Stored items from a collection
# # # # # # #
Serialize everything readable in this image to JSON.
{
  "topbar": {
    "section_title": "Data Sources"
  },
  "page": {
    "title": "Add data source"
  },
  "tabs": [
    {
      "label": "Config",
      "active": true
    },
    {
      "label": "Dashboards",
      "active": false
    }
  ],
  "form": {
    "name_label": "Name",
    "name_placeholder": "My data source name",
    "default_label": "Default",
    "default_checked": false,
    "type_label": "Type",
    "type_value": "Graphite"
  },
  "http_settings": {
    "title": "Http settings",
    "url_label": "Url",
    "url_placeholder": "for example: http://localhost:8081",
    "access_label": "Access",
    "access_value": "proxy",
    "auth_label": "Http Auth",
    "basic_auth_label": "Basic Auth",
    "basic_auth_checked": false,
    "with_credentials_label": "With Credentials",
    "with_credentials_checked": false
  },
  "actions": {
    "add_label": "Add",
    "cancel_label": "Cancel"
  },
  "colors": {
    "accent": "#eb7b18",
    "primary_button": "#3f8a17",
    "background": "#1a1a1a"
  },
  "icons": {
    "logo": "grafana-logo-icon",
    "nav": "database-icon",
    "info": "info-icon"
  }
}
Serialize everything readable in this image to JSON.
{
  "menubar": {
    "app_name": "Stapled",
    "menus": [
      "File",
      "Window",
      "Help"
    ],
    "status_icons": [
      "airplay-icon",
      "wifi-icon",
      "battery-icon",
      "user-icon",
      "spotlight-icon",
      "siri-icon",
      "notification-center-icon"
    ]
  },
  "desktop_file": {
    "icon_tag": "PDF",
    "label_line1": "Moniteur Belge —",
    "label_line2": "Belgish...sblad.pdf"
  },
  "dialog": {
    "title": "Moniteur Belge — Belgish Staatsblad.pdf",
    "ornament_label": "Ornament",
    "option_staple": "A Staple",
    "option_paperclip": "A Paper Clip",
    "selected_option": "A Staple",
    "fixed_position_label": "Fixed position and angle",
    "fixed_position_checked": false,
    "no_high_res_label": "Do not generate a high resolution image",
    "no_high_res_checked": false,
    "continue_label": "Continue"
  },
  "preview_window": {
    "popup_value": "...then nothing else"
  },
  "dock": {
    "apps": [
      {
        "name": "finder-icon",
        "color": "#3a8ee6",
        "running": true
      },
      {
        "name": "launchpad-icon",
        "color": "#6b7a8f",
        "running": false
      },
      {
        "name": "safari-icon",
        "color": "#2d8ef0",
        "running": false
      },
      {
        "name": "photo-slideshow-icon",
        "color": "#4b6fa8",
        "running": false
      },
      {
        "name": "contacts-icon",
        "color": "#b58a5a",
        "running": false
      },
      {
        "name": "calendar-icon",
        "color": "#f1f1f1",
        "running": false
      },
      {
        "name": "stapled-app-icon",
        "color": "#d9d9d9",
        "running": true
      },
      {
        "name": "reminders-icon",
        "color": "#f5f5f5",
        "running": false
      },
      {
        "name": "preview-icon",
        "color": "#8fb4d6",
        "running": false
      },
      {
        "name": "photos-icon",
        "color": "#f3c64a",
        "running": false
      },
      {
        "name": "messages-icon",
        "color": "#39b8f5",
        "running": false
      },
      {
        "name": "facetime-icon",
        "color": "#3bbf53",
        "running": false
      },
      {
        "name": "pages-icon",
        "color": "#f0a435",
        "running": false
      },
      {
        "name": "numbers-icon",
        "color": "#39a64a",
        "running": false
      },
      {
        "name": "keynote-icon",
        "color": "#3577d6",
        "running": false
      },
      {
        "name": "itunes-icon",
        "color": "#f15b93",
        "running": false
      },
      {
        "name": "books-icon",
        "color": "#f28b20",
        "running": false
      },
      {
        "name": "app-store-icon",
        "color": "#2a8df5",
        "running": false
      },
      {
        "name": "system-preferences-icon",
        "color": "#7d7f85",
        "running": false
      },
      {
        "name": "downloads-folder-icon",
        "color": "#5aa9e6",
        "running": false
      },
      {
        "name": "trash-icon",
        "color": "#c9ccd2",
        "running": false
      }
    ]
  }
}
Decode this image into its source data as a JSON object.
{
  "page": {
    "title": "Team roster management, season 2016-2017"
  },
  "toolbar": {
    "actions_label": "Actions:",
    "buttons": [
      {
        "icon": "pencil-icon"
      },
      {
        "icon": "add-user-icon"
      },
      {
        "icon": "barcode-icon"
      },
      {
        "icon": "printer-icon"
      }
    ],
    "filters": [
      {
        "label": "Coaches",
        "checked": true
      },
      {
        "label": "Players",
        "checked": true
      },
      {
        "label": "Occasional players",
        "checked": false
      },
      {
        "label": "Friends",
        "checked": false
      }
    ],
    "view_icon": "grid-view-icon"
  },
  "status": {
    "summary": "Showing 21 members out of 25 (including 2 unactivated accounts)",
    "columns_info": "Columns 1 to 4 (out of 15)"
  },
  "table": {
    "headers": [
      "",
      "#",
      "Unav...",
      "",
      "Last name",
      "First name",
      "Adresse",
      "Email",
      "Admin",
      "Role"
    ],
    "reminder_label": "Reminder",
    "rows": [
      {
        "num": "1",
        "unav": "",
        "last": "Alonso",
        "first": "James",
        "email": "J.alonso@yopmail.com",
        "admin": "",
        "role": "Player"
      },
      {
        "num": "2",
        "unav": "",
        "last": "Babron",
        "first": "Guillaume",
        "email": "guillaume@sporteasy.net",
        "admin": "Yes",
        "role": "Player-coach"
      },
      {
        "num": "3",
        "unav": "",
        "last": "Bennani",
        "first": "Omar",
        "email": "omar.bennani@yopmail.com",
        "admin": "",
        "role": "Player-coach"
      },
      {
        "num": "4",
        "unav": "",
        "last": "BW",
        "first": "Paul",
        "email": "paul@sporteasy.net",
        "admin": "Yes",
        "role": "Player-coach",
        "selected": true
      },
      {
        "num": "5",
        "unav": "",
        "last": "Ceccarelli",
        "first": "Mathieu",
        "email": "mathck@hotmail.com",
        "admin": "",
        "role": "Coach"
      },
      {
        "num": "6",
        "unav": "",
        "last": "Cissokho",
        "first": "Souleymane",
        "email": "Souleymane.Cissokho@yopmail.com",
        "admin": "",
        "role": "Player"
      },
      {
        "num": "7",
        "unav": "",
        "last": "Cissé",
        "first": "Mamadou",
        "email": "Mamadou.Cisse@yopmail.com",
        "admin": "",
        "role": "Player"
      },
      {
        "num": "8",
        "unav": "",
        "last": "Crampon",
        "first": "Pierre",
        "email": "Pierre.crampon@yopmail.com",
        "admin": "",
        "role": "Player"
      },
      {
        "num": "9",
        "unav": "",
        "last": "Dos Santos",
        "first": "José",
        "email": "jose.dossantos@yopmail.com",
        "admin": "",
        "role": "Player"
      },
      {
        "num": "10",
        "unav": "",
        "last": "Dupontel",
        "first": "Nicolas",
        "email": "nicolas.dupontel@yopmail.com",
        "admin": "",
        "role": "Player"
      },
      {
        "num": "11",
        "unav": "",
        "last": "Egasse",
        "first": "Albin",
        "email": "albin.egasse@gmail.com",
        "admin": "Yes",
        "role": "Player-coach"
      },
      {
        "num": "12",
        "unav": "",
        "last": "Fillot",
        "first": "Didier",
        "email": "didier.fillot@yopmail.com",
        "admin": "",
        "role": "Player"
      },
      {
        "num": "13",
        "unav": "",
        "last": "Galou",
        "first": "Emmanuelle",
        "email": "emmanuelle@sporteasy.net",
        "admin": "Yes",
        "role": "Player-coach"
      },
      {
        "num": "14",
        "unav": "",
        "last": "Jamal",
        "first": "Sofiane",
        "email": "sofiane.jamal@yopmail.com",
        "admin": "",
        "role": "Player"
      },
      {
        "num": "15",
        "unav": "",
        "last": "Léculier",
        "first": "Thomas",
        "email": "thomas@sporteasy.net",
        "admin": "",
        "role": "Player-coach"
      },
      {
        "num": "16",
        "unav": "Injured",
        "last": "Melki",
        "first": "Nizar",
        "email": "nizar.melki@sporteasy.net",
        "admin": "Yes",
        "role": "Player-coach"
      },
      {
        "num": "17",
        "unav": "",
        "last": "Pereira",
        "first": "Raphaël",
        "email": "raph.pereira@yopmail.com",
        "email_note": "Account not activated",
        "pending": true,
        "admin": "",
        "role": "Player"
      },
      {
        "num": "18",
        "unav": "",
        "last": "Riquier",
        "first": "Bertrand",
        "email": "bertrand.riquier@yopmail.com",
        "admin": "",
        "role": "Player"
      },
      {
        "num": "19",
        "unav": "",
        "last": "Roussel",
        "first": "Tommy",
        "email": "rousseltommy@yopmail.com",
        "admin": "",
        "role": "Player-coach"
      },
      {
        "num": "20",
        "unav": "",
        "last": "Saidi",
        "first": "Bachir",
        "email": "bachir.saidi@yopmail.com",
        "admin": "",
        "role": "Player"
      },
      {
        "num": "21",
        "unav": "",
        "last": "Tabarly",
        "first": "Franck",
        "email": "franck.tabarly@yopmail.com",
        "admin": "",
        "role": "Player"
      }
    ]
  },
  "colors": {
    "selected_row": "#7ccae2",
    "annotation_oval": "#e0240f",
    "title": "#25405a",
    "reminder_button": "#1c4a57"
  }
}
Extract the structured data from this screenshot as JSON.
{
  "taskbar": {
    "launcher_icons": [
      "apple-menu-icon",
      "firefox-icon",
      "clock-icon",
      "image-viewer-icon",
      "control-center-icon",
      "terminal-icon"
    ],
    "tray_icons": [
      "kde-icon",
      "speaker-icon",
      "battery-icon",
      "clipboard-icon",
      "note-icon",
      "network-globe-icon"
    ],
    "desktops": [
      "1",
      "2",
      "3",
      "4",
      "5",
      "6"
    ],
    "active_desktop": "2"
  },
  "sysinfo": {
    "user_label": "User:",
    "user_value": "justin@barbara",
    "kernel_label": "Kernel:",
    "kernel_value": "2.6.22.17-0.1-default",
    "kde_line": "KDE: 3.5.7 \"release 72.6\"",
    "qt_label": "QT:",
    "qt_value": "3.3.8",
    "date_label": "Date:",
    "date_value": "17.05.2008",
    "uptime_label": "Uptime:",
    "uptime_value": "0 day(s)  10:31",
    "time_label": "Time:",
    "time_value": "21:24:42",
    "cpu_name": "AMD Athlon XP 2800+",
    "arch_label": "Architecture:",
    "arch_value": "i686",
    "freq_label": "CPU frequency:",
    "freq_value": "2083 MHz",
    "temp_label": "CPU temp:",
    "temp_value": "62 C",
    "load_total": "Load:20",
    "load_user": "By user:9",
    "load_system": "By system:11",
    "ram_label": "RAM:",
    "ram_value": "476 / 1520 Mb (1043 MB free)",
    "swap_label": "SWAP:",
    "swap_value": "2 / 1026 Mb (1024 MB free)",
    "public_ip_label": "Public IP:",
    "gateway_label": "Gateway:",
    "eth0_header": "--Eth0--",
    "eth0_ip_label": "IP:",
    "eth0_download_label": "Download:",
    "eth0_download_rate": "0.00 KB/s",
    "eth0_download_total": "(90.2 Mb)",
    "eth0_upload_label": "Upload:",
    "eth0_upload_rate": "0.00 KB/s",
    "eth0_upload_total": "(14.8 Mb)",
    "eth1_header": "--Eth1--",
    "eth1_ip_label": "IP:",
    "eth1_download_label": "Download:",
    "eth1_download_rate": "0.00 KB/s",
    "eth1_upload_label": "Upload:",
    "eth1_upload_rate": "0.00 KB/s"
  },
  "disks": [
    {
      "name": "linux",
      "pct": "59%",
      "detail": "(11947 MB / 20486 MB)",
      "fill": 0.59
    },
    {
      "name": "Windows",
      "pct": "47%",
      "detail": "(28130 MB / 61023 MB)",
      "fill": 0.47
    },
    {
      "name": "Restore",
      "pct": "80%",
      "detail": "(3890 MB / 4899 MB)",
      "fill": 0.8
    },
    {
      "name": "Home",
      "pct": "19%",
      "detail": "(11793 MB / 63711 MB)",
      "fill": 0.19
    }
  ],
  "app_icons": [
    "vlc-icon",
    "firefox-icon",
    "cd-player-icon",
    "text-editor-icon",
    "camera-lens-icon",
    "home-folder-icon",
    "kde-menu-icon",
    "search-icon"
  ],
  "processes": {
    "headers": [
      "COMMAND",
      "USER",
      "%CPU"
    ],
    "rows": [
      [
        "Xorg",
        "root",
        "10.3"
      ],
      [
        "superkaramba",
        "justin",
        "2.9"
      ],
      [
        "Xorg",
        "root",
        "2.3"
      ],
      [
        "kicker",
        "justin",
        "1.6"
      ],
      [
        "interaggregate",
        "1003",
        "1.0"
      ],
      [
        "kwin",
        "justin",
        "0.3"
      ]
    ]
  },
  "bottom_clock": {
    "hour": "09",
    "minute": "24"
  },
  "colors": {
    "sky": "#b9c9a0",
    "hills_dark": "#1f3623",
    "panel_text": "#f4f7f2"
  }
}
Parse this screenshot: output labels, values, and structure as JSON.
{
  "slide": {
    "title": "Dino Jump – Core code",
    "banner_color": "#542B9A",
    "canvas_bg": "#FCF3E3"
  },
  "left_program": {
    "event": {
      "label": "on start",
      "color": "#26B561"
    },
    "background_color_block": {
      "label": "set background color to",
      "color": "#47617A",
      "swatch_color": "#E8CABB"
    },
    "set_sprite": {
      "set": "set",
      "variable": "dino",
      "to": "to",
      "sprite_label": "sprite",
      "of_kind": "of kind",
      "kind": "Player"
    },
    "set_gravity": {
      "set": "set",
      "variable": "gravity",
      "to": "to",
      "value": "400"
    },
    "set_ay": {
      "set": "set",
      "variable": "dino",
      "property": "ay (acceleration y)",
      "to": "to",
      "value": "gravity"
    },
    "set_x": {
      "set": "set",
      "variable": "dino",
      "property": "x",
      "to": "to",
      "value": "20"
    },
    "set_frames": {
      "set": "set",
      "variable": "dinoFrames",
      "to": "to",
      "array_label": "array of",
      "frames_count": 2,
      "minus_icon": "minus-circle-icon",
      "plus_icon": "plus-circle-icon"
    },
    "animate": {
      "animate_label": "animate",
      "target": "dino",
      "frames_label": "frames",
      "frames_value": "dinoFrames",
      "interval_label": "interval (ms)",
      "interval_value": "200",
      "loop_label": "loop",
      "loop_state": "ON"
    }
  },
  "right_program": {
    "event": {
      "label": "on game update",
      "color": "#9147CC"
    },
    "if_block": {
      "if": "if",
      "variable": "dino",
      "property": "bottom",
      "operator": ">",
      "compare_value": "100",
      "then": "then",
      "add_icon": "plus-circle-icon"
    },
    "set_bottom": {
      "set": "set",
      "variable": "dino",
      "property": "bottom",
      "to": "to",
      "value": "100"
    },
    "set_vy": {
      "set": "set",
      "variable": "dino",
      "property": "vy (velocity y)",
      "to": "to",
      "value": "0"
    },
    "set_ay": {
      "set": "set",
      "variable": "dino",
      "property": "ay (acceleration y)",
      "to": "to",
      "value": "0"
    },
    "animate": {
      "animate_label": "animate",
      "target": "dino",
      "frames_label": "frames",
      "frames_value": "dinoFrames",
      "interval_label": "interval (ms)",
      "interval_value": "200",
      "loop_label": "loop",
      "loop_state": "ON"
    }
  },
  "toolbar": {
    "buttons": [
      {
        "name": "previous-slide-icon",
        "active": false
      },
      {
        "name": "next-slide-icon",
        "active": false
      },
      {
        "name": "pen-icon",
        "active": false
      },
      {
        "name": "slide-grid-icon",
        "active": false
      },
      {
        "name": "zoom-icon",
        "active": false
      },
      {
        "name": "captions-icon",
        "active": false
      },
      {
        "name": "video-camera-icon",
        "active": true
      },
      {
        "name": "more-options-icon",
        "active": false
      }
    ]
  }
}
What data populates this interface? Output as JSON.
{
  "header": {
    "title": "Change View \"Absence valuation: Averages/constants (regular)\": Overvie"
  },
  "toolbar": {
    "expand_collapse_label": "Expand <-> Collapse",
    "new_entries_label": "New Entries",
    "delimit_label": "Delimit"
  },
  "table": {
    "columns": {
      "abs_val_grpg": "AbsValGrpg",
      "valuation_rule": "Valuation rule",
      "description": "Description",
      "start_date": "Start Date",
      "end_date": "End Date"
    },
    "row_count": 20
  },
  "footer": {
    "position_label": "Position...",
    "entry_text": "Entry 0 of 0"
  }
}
# # # # # # #
• [Given exercise] Count how many lines above contain the word "Souleymane". Reply with the number alone.

• [Task answer] 2